**Dataset excerpts**
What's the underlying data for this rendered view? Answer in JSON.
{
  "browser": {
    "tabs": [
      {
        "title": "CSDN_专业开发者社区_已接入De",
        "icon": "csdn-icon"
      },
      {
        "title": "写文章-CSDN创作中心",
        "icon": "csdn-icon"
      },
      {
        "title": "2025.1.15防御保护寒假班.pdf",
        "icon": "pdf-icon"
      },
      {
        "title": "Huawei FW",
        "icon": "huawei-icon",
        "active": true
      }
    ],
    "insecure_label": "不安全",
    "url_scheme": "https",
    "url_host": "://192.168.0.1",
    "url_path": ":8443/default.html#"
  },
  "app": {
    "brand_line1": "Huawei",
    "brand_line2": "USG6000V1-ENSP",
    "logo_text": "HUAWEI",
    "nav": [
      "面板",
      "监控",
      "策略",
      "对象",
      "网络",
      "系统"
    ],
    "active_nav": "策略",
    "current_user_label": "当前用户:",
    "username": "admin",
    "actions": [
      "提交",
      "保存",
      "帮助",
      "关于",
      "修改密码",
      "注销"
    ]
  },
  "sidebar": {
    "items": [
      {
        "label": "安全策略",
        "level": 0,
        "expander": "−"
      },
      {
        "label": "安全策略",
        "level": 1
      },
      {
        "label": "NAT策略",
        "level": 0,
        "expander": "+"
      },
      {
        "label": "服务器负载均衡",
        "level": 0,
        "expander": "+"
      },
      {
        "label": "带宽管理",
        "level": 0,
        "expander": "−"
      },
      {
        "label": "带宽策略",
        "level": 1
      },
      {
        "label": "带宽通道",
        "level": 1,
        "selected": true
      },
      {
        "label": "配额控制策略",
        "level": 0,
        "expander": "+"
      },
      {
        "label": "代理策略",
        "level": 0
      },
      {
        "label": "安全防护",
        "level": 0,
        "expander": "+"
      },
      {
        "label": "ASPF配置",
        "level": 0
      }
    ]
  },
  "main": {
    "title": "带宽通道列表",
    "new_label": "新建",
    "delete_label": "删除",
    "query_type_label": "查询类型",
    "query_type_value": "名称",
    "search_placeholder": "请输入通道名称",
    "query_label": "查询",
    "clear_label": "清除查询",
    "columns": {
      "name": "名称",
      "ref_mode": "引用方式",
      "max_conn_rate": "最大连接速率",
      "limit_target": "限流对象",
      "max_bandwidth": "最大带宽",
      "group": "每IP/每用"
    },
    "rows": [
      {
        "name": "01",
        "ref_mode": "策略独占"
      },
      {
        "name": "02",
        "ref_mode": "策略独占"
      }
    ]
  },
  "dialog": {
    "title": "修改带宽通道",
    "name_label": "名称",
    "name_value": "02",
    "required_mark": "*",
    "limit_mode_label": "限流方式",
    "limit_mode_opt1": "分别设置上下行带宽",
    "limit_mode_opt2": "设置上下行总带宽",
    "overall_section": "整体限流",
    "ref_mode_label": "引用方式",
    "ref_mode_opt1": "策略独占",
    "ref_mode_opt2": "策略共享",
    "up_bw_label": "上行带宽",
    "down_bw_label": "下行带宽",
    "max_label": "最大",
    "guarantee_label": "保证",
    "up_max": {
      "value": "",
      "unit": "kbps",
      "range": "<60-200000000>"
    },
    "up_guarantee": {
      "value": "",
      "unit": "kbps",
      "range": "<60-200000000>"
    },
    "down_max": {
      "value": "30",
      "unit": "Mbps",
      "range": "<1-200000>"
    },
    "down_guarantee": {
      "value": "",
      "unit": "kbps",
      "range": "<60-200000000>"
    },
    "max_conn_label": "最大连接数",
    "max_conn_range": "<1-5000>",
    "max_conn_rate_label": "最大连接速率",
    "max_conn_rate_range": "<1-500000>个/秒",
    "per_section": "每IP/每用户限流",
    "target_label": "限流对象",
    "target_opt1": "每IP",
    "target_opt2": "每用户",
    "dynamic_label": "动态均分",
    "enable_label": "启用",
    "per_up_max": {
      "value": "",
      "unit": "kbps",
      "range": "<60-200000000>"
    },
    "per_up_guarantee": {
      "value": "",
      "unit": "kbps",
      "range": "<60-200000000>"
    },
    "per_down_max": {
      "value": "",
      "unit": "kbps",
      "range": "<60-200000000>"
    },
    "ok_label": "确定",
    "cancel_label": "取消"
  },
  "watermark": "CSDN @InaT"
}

**GIVEN INSTRUCTION**
Make an exact copy of every line in the data.

**FINAL RESULT**
What's the underlying data for this rendered view? Answer in JSON.
{
  "browser": {
    "tabs": [
      {
        "title": "CSDN_专业开发者社区_已接入De",
        "icon": "csdn-icon"
      },
      {
        "title": "写文章-CSDN创作中心",
        "icon": "csdn-icon"
      },
      {
        "title": "2025.1.15防御保护寒假班.pdf",
        "icon": "pdf-icon"
      },
      {
        "title": "Huawei FW",
        "icon": "huawei-icon",
        "active": true
      }
    ],
    "insecure_label": "不安全",
    "url_scheme": "https",
    "url_host": "://192.168.0.1",
    "url_path": ":8443/default.html#"
  },
  "app": {
    "brand_line1": "Huawei",
    "brand_line2": "USG6000V1-ENSP",
    "logo_text": "HUAWEI",
    "nav": [
      "面板",
      "监控",
      "策略",
      "对象",
      "网络",
      "系统"
    ],
    "active_nav": "策略",
    "current_user_label": "当前用户:",
    "username": "admin",
    "actions": [
      "提交",
      "保存",
      "帮助",
      "关于",
      "修改密码",
      "注销"
    ]
  },
  "sidebar": {
    "items": [
      {
        "label": "安全策略",
        "level": 0,
        "expander": "−"
      },
      {
        "label": "安全策略",
        "level": 1
      },
      {
        "label": "NAT策略",
        "level": 0,
        "expander": "+"
      },
      {
        "label": "服务器负载均衡",
        "level": 0,
        "expander": "+"
      },
      {
        "label": "带宽管理",
        "level": 0,
        "expander": "−"
      },
      {
        "label": "带宽策略",
        "level": 1
      },
      {
        "label": "带宽通道",
        "level": 1,
        "selected": true
      },
      {
        "label": "配额控制策略",
        "level": 0,
        "expander": "+"
      },
      {
        "label": "代理策略",
        "level": 0
      },
      {
        "label": "安全防护",
        "level": 0,
        "expander": "+"
      },
      {
        "label": "ASPF配置",
        "level": 0
      }
    ]
  },
  "main": {
    "title": "带宽通道列表",
    "new_label": "新建",
    "delete_label": "删除",
    "query_type_label": "查询类型",
    "query_type_value": "名称",
    "search_placeholder": "请输入通道名称",
    "query_label": "查询",
    "clear_label": "清除查询",
    "columns": {
      "name": "名称",
      "ref_mode": "引用方式",
      "max_conn_rate": "最大连接速率",
      "limit_target": "限流对象",
      "max_bandwidth": "最大带宽",
      "group": "每IP/每用"
    },
    "rows": [
      {
        "name": "01",
        "ref_mode": "策略独占"
      },
      {
        "name": "02",
        "ref_mode": "策略独占"
      }
    ]
  },
  "dialog": {
    "title": "修改带宽通道",
    "name_label": "名称",
    "name_value": "02",
    "required_mark": "*",
    "limit_mode_label": "限流方式",
    "limit_mode_opt1": "分别设置上下行带宽",
    "limit_mode_opt2": "设置上下行总带宽",
    "overall_section": "整体限流",
    "ref_mode_label": "引用方式",
    "ref_mode_opt1": "策略独占",
    "ref_mode_opt2": "策略共享",
    "up_bw_label": "上行带宽",
    "down_bw_label": "下行带宽",
    "max_label": "最大",
    "guarantee_label": "保证",
    "up_max": {
      "value": "",
      "unit": "kbps",
      "range": "<60-200000000>"
    },
    "up_guarantee": {
      "value": "",
      "unit": "kbps",
      "range": "<60-200000000>"
    },
    "down_max": {
      "value": "30",
      "unit": "Mbps",
      "range": "<1-200000>"
    },
    "down_guarantee": {
      "value": "",
      "unit": "kbps",
      "range": "<60-200000000>"
    },
    "max_conn_label": "最大连接数",
    "max_conn_range": "<1-5000>",
    "max_conn_rate_label": "最大连接速率",
    "max_conn_rate_range": "<1-500000>个/秒",
    "per_section": "每IP/每用户限流",
    "target_label": "限流对象",
    "target_opt1": "每IP",
    "target_opt2": "每用户",
    "dynamic_label": "动态均分",
    "enable_label": "启用",
    "per_up_max": {
      "value": "",
      "unit": "kbps",
      "range": "<60-200000000>"
    },
    "per_up_guarantee": {
      "value": "",
      "unit": "kbps",
      "range": "<60-200000000>"
    },
    "per_down_max": {
      "value": "",
      "unit": "kbps",
      "range": "<60-200000000>"
    },
    "ok_label": "确定",
    "cancel_label": "取消"
  },
  "watermark": "CSDN @InaT"
}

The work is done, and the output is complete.